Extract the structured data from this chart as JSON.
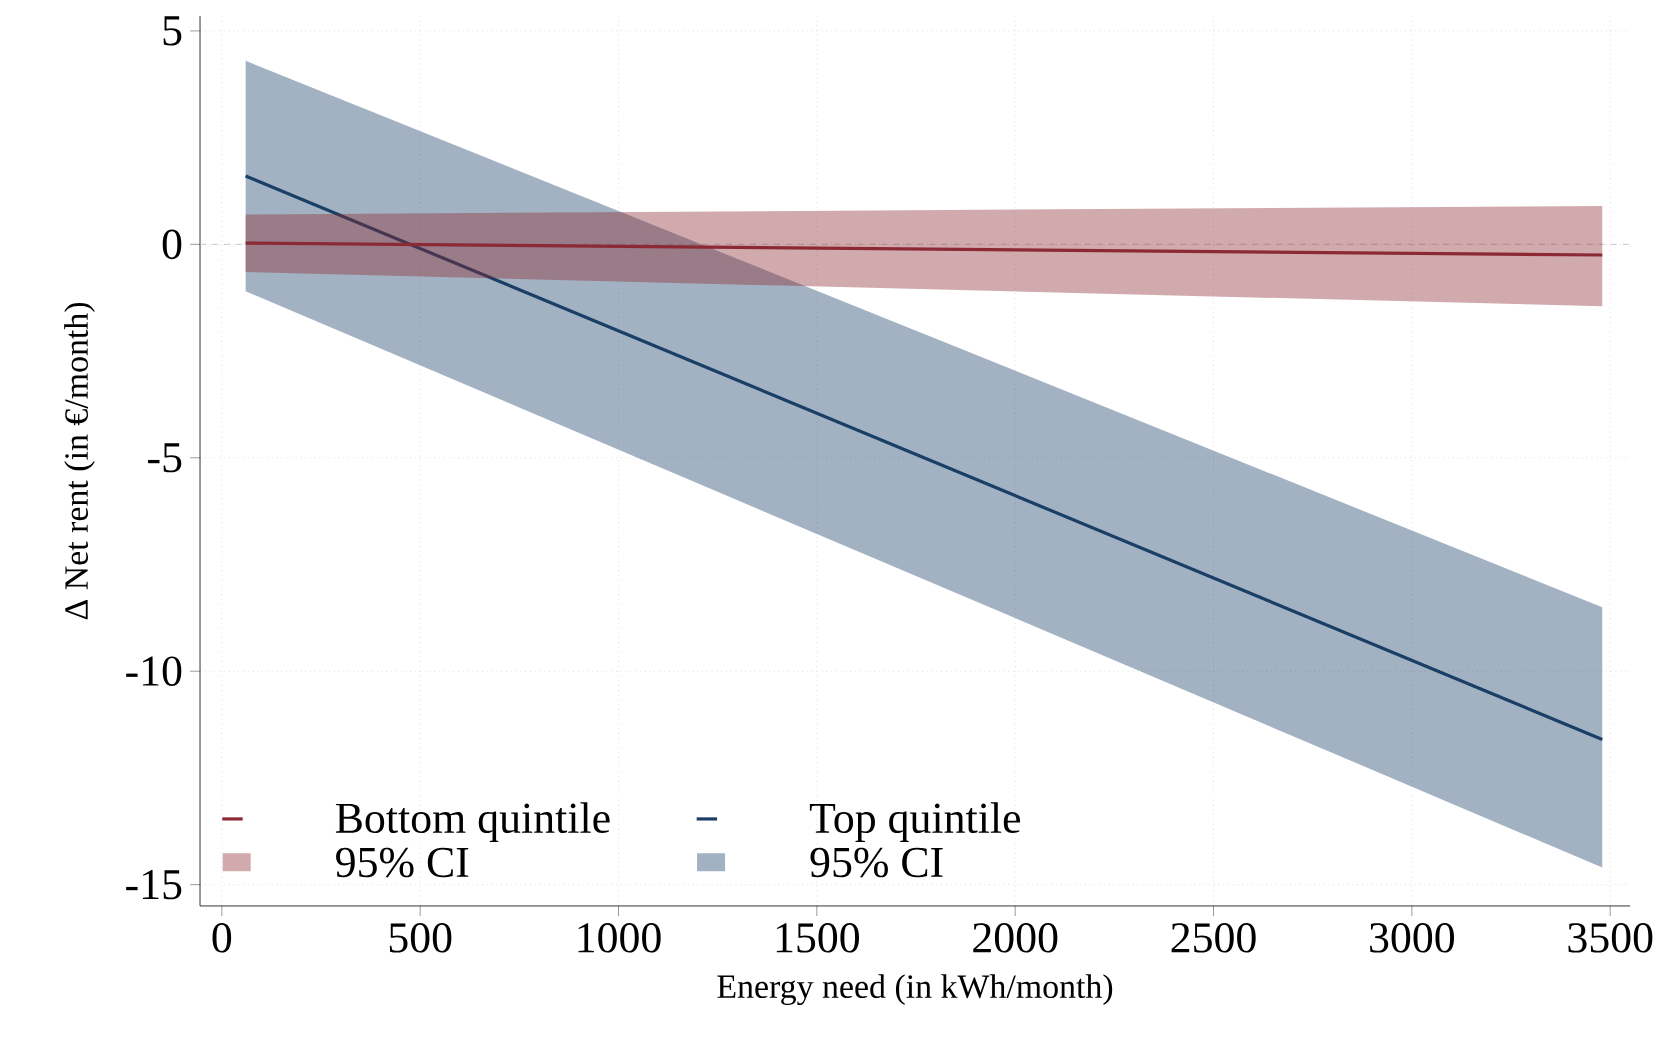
{
  "chart_data": {
    "type": "line",
    "xlabel": "Energy need (in kWh/month)",
    "ylabel": "Δ Net rent (in €/month)",
    "xlim": [
      -55,
      3550
    ],
    "ylim": [
      -15.5,
      5.35
    ],
    "xticks": [
      0,
      500,
      1000,
      1500,
      2000,
      2500,
      3000,
      3500
    ],
    "yticks": [
      -15,
      -10,
      -5,
      0,
      5
    ],
    "grid": true,
    "legend": "bottom left",
    "line_style": "solid",
    "marker": "none",
    "annotations": [
      "95% CI",
      "95% CI"
    ],
    "ref_lines": [
      {
        "axis": "y",
        "value": 0,
        "color": "#bbbbbb",
        "line_style": "dashed"
      }
    ],
    "x": [
      60,
      3480
    ],
    "series": [
      {
        "name": "Bottom quintile",
        "color": "#8b2a35",
        "values": [
          0.03,
          -0.25
        ],
        "lower": [
          -0.65,
          -1.45
        ],
        "upper": [
          0.7,
          0.9
        ]
      },
      {
        "name": "Top quintile",
        "color": "#1a3f66",
        "values": [
          1.6,
          -11.6
        ],
        "lower": [
          -1.1,
          -14.6
        ],
        "upper": [
          4.3,
          -8.5
        ]
      }
    ]
  }
}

☆ ☆ ☆ ☆ ☆ ☆ ☆

| Description of the task |
Give every line back word for word and leave the pictures out.

| The reply |
Extract the structured data from this chart as JSON.
{
  "chart_data": {
    "type": "line",
    "xlabel": "Energy need (in kWh/month)",
    "ylabel": "Δ Net rent (in €/month)",
    "xlim": [
      -55,
      3550
    ],
    "ylim": [
      -15.5,
      5.35
    ],
    "xticks": [
      0,
      500,
      1000,
      1500,
      2000,
      2500,
      3000,
      3500
    ],
    "yticks": [
      -15,
      -10,
      -5,
      0,
      5
    ],
    "grid": true,
    "legend": "bottom left",
    "line_style": "solid",
    "marker": "none",
    "annotations": [
      "95% CI",
      "95% CI"
    ],
    "ref_lines": [
      {
        "axis": "y",
        "value": 0,
        "color": "#bbbbbb",
        "line_style": "dashed"
      }
    ],
    "x": [
      60,
      3480
    ],
    "series": [
      {
        "name": "Bottom quintile",
        "color": "#8b2a35",
        "values": [
          0.03,
          -0.25
        ],
        "lower": [
          -0.65,
          -1.45
        ],
        "upper": [
          0.7,
          0.9
        ]
      },
      {
        "name": "Top quintile",
        "color": "#1a3f66",
        "values": [
          1.6,
          -11.6
        ],
        "lower": [
          -1.1,
          -14.6
        ],
        "upper": [
          4.3,
          -8.5
        ]
      }
    ]
  }
}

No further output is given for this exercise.